[start]

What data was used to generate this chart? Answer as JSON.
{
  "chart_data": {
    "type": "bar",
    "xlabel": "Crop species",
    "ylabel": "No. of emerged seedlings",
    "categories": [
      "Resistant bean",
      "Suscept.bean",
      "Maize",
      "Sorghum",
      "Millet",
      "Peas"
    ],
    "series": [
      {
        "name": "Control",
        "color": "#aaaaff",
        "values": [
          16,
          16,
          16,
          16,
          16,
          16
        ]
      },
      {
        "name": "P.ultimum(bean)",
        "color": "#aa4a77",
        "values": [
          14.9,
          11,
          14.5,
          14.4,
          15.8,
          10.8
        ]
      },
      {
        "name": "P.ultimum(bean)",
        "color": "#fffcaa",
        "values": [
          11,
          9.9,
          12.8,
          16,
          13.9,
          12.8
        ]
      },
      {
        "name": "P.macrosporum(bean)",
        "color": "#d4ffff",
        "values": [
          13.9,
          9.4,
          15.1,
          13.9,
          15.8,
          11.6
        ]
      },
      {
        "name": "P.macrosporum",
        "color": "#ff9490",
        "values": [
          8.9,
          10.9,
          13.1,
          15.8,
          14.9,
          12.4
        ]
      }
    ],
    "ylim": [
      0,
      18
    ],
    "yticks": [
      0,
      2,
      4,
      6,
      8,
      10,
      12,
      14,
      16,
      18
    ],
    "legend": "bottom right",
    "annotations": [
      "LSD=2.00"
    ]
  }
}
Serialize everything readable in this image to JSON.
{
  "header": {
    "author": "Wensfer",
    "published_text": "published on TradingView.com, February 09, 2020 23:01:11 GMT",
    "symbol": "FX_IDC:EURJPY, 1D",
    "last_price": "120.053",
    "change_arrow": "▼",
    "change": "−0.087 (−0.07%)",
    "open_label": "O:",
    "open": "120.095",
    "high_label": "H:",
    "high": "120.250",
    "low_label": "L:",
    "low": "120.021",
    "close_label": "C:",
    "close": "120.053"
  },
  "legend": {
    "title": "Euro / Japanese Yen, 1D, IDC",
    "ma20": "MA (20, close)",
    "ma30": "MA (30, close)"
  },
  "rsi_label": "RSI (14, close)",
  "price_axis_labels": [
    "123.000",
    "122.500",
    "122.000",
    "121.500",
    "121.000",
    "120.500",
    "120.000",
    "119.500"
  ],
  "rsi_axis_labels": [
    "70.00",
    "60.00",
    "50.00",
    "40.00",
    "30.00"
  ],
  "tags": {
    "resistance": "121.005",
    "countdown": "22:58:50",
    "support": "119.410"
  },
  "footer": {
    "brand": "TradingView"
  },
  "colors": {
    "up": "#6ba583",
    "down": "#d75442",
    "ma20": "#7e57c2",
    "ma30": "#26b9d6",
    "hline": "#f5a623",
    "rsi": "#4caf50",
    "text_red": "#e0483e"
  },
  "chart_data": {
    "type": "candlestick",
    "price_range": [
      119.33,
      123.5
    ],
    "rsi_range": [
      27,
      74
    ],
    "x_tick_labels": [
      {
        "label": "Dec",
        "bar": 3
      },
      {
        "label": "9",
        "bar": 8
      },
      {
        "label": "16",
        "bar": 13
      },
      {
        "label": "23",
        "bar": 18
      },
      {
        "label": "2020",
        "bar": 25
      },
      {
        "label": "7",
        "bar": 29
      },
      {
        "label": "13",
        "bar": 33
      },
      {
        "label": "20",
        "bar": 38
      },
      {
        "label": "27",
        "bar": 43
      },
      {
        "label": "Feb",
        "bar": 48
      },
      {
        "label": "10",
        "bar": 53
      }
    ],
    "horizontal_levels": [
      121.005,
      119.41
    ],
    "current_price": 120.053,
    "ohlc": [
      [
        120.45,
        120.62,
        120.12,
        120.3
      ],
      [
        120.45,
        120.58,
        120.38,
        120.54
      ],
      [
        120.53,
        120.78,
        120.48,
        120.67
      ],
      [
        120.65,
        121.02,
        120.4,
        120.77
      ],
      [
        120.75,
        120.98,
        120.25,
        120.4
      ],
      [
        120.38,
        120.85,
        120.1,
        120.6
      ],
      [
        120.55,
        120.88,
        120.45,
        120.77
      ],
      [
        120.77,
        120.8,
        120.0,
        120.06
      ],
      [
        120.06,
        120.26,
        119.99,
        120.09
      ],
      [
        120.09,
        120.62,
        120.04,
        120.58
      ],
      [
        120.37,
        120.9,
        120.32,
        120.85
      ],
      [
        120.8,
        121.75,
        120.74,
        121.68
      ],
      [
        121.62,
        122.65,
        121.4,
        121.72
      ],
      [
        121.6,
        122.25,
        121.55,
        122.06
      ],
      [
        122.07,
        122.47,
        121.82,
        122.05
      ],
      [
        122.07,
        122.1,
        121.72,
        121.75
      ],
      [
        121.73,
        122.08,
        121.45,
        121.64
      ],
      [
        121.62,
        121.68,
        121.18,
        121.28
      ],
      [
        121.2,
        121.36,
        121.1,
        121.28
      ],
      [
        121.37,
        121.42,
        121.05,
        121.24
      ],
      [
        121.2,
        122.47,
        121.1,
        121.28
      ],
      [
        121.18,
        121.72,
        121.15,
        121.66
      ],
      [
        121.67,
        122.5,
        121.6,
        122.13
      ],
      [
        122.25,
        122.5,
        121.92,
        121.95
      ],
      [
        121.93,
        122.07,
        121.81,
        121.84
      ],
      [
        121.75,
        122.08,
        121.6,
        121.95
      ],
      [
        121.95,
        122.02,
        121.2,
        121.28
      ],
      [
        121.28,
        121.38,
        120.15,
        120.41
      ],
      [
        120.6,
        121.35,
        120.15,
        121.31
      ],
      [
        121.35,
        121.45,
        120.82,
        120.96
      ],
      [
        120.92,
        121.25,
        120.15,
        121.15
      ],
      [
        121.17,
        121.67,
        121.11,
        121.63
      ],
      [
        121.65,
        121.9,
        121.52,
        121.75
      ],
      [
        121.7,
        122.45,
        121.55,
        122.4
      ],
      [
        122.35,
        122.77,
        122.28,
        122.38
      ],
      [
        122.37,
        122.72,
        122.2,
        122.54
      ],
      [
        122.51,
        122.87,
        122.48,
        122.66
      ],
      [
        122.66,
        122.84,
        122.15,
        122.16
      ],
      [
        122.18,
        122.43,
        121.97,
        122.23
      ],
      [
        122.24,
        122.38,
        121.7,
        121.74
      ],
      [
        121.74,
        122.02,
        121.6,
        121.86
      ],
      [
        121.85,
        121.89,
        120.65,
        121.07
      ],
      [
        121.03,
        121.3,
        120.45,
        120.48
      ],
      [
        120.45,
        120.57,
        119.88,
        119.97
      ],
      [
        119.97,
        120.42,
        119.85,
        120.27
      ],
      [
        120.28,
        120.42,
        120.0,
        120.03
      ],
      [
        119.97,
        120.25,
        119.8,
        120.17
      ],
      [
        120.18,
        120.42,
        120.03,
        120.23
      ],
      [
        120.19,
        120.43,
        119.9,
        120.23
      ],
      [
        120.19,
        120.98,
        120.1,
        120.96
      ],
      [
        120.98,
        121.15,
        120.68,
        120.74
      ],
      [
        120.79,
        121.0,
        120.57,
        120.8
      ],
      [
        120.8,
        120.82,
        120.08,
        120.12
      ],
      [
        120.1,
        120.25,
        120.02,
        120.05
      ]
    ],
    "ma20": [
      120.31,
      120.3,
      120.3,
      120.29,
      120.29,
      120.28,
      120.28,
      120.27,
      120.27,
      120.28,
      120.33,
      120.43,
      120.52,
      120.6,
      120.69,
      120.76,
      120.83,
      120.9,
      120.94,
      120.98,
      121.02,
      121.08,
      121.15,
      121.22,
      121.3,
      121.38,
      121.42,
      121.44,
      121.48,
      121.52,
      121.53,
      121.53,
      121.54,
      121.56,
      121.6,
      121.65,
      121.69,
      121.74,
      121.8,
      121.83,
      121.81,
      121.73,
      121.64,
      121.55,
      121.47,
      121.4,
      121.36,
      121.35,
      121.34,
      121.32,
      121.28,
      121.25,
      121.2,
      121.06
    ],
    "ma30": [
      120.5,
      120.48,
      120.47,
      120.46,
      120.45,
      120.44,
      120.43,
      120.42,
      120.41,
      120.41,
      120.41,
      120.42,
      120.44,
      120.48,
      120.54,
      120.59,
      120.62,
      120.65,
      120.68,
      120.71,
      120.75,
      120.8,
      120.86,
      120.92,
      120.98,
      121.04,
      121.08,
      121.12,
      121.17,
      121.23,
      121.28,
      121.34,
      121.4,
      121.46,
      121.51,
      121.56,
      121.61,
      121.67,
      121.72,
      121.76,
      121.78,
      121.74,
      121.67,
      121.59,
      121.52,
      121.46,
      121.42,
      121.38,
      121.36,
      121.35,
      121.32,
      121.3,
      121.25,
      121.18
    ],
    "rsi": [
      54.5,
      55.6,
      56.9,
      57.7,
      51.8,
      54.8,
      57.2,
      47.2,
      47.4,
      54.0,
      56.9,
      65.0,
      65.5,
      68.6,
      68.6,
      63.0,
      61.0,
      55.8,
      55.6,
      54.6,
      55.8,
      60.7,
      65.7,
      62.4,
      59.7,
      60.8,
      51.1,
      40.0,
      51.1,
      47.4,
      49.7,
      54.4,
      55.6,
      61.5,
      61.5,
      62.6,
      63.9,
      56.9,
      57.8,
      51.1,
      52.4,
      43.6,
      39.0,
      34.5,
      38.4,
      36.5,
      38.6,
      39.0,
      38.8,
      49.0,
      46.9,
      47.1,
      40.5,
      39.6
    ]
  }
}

[end]

WORK TO DO -
Find and copy every line in the entries above where the string "name" occurs.

SOLUTION -
        "name": "Control",
        "name": "P.ultimum(bean)",
        "name": "P.ultimum(bean)",
        "name": "P.macrosporum(bean)",
        "name": "P.macrosporum",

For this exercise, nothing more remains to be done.